# START OF Entries

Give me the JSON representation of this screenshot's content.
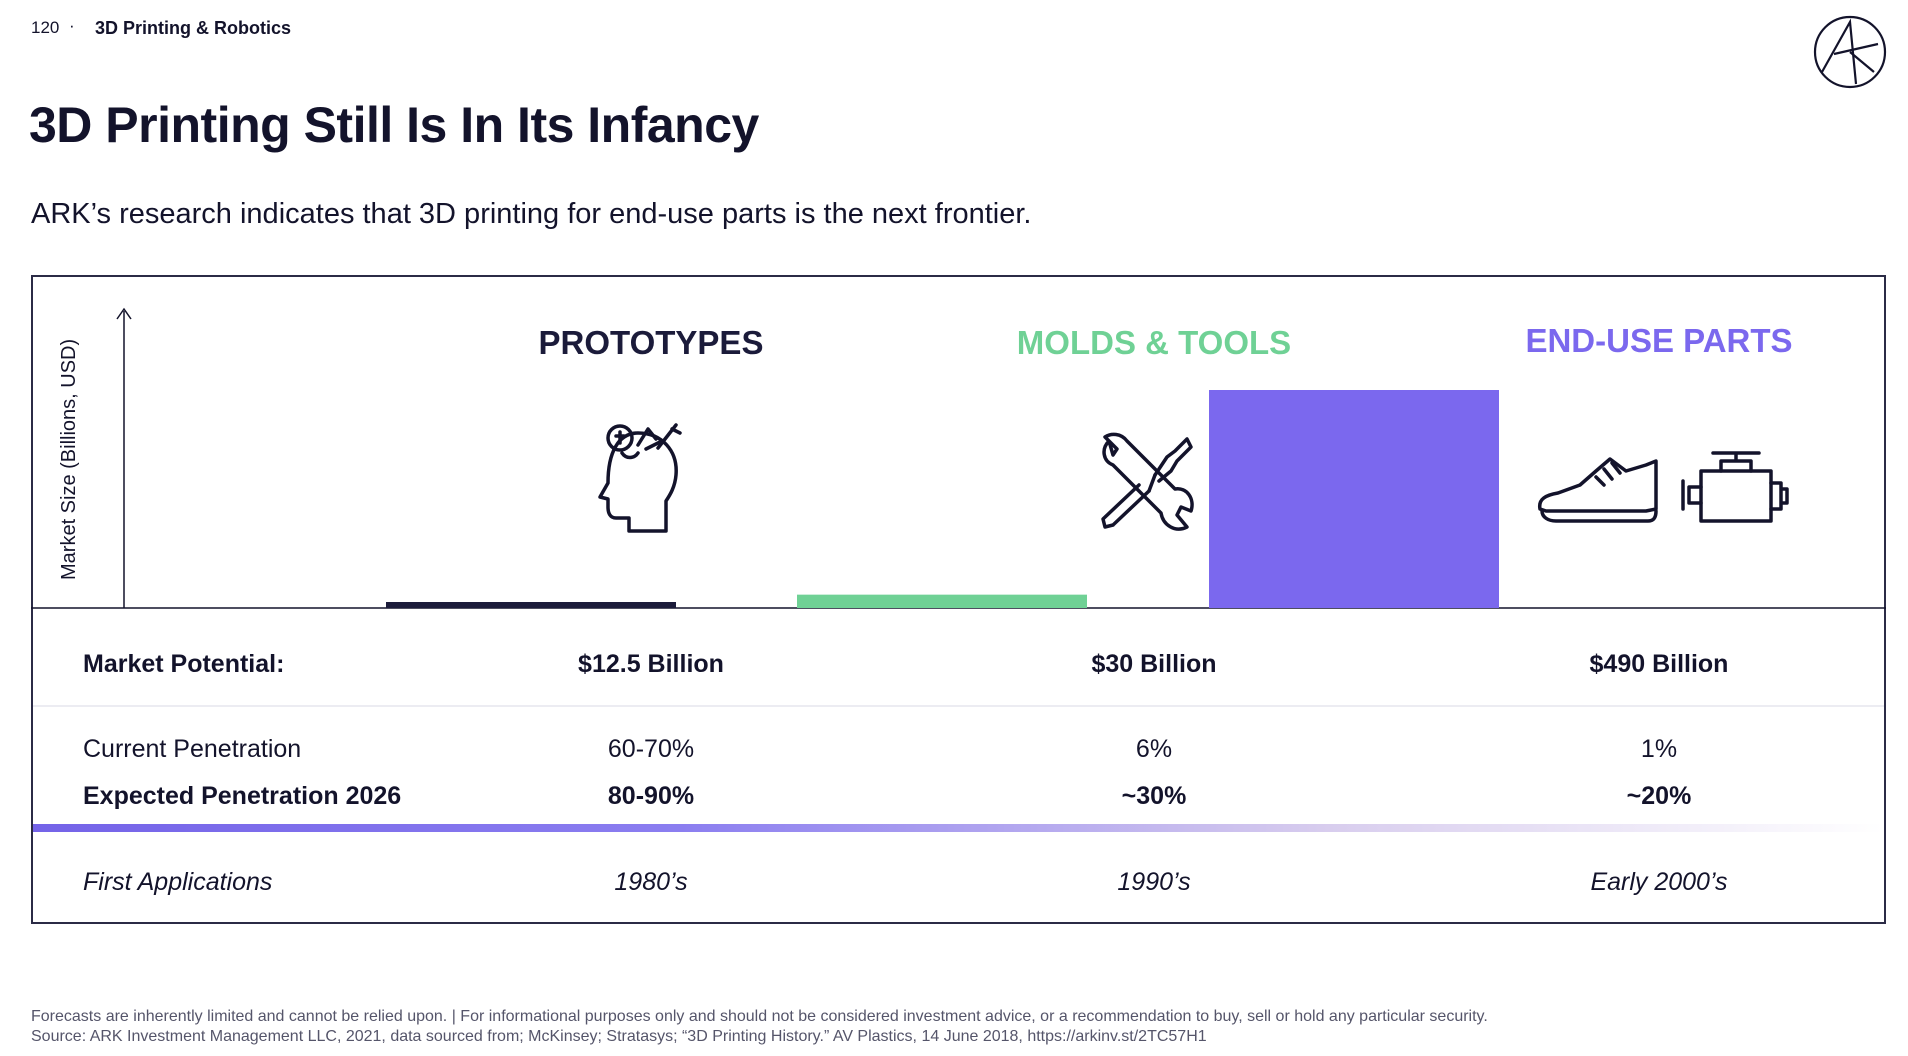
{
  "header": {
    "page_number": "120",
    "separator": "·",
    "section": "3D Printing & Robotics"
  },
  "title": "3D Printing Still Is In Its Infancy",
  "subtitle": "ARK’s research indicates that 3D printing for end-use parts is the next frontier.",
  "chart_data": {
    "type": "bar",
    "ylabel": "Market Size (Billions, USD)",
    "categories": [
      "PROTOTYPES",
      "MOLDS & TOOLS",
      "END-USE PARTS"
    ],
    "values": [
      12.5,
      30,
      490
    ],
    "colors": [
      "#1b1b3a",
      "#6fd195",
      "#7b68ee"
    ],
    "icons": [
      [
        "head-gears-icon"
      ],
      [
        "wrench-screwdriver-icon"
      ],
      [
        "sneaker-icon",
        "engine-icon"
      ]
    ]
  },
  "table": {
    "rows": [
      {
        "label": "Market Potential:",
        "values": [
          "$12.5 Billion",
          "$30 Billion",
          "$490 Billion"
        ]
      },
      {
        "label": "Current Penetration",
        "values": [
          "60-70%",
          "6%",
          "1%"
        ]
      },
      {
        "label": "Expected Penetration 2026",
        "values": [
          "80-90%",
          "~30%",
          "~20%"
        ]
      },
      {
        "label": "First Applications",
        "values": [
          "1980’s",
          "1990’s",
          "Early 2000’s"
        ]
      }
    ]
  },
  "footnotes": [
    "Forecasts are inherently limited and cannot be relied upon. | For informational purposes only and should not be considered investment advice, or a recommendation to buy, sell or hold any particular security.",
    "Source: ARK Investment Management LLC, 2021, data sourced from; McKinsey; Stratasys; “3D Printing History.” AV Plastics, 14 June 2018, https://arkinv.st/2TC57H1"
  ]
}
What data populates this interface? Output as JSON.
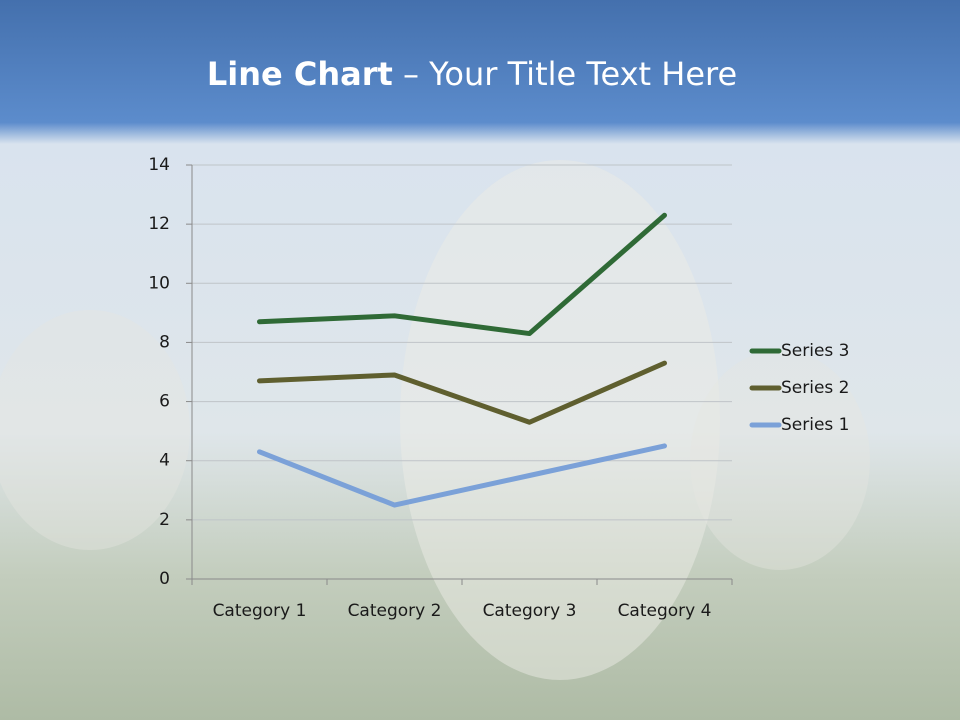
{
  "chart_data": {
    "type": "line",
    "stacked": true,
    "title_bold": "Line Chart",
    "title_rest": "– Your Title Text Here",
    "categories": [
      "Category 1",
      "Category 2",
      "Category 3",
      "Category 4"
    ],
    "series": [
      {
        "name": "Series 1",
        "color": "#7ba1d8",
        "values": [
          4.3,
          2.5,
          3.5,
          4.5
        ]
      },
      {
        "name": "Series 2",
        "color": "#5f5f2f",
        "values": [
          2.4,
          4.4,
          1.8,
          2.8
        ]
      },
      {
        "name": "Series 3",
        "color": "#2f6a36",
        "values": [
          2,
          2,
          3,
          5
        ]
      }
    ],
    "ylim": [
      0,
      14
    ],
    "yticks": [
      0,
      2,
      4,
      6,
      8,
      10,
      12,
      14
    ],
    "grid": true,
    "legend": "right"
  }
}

# END OF Entries
# START OF Entries

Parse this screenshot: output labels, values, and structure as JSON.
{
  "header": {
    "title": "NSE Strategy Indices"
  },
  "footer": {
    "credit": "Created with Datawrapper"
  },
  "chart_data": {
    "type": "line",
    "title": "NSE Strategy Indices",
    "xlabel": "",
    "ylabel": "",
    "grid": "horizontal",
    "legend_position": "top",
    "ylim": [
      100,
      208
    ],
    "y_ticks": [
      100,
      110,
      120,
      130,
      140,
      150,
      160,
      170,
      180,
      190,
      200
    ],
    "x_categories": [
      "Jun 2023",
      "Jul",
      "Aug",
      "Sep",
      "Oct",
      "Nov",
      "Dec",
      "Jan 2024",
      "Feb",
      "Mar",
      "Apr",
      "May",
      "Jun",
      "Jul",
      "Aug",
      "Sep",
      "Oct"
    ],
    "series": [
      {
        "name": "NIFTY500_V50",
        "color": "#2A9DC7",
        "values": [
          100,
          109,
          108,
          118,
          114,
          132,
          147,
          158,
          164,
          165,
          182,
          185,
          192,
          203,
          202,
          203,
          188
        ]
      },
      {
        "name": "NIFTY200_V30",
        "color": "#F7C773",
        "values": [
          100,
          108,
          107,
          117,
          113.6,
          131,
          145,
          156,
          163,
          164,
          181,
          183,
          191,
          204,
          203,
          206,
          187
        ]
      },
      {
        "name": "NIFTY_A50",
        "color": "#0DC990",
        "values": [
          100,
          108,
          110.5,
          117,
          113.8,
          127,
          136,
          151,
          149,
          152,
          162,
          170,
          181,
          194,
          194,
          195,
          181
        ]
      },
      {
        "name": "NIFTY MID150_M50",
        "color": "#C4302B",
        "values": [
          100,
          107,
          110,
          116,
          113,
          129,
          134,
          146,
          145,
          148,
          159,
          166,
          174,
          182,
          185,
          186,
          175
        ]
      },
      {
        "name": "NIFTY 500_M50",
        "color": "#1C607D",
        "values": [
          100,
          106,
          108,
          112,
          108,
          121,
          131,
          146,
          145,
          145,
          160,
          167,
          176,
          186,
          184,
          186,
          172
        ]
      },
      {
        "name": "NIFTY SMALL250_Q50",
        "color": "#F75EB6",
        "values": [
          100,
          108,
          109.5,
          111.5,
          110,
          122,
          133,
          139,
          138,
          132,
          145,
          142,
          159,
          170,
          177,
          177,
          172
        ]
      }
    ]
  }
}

# END OF Entries
# START OF Entries

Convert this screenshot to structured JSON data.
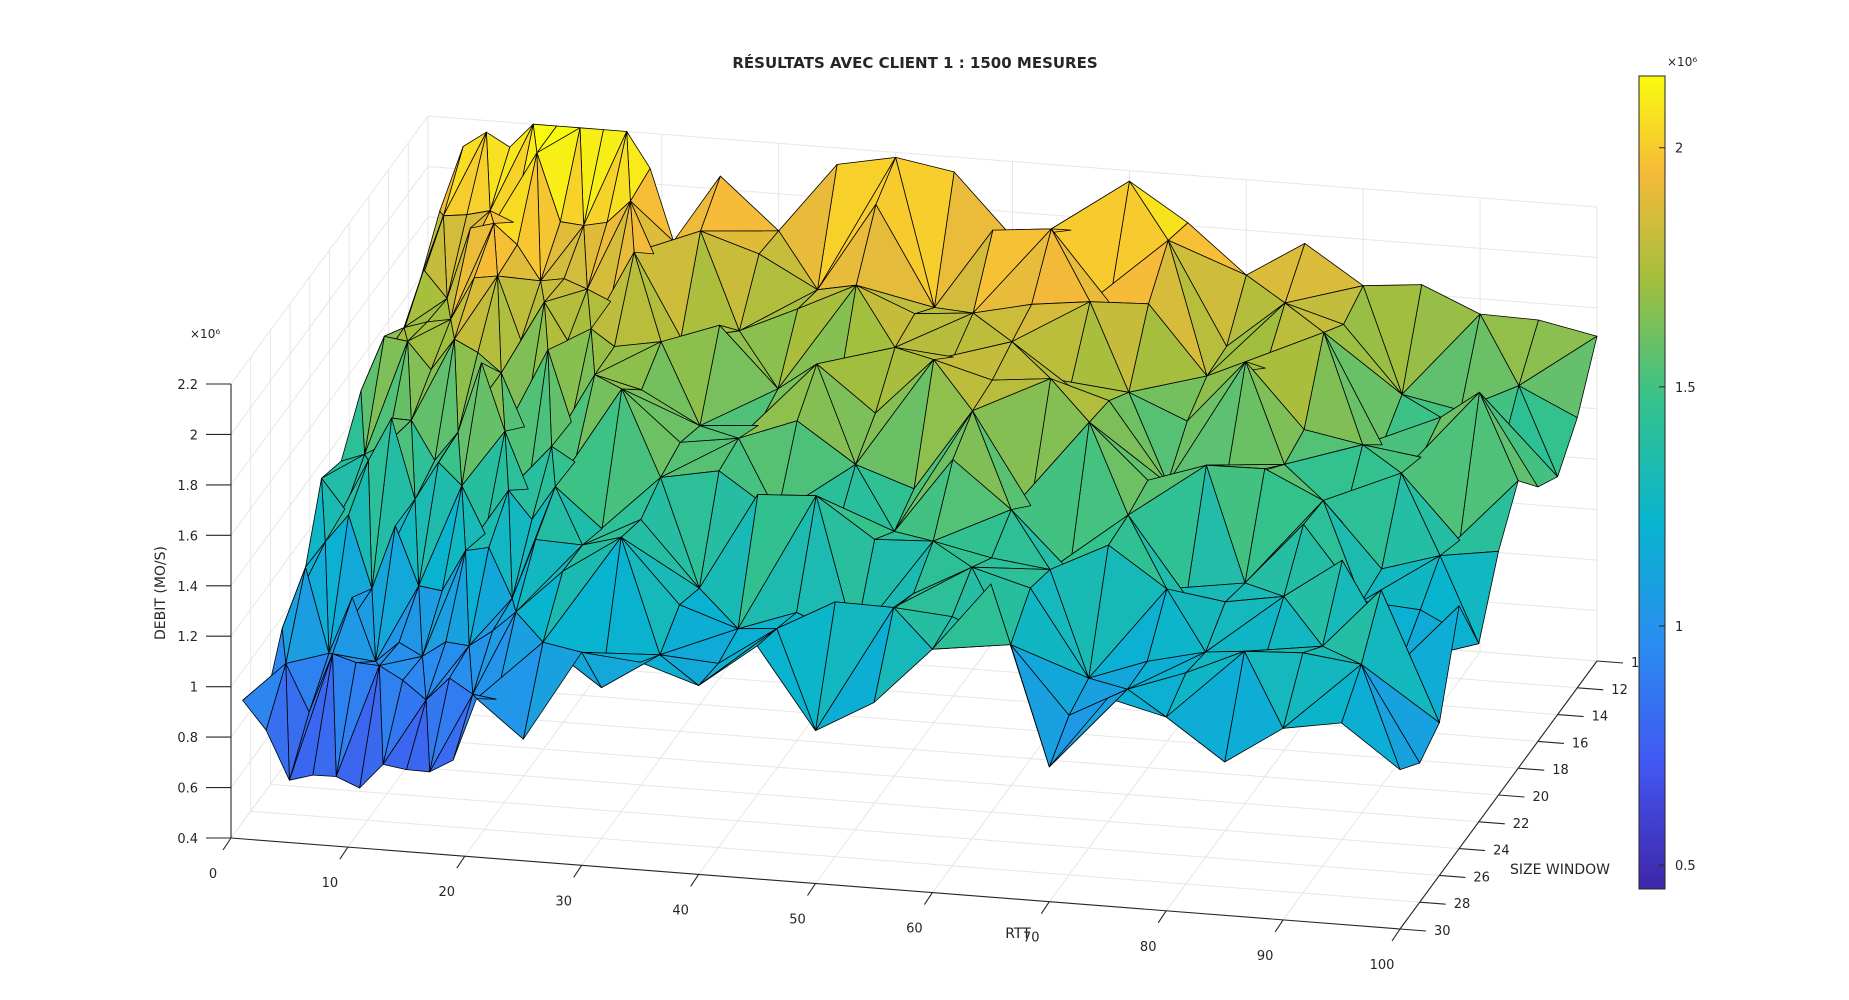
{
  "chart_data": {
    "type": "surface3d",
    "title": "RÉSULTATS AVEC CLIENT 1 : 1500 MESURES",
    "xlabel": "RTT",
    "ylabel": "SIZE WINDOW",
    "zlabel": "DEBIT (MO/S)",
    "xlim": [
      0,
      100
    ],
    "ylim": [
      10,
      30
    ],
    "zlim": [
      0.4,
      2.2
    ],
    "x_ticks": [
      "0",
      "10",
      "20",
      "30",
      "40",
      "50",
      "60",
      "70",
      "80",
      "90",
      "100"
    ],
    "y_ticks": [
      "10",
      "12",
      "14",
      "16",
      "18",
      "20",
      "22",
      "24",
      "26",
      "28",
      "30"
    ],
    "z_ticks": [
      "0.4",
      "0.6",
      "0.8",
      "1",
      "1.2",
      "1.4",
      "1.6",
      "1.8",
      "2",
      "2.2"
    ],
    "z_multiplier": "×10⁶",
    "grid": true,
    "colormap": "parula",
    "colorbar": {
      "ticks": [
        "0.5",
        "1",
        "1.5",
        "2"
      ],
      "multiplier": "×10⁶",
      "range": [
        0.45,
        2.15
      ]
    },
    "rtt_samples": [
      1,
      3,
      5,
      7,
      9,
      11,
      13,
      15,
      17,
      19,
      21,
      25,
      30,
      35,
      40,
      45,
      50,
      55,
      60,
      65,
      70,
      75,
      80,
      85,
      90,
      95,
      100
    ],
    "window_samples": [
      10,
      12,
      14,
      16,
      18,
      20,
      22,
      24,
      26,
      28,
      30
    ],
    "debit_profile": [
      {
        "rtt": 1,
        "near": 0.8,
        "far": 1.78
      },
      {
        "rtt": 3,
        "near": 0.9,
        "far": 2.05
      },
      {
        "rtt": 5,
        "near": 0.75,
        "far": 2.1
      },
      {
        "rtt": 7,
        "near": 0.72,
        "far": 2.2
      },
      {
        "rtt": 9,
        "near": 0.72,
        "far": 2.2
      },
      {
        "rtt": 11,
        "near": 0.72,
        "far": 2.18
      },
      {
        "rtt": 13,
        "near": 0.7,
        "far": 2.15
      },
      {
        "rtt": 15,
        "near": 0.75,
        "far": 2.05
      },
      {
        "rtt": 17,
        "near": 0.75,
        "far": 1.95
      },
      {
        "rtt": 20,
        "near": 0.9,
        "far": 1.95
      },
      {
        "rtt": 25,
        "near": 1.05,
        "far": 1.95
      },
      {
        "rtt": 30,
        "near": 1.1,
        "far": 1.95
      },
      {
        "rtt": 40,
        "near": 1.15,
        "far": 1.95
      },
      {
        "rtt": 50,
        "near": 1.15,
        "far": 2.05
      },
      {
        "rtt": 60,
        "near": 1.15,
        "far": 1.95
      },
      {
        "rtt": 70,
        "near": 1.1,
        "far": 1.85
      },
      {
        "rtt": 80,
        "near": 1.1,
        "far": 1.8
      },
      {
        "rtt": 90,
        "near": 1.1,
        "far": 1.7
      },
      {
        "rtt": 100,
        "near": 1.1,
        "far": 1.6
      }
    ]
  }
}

# END OF Entries

**Task directions:** Isolate the lines above that contain the word "name" and copy them.

**Answer to the exercise:**
        "name": "Series 1",
        "name": "Series 2",
        "name": "Series 3",
        "name": "NIFTY500_V50",
        "name": "NIFTY200_V30",
        "name": "NIFTY_A50",
        "name": "NIFTY MID150_M50",
        "name": "NIFTY 500_M50",
        "name": "NIFTY SMALL250_Q50",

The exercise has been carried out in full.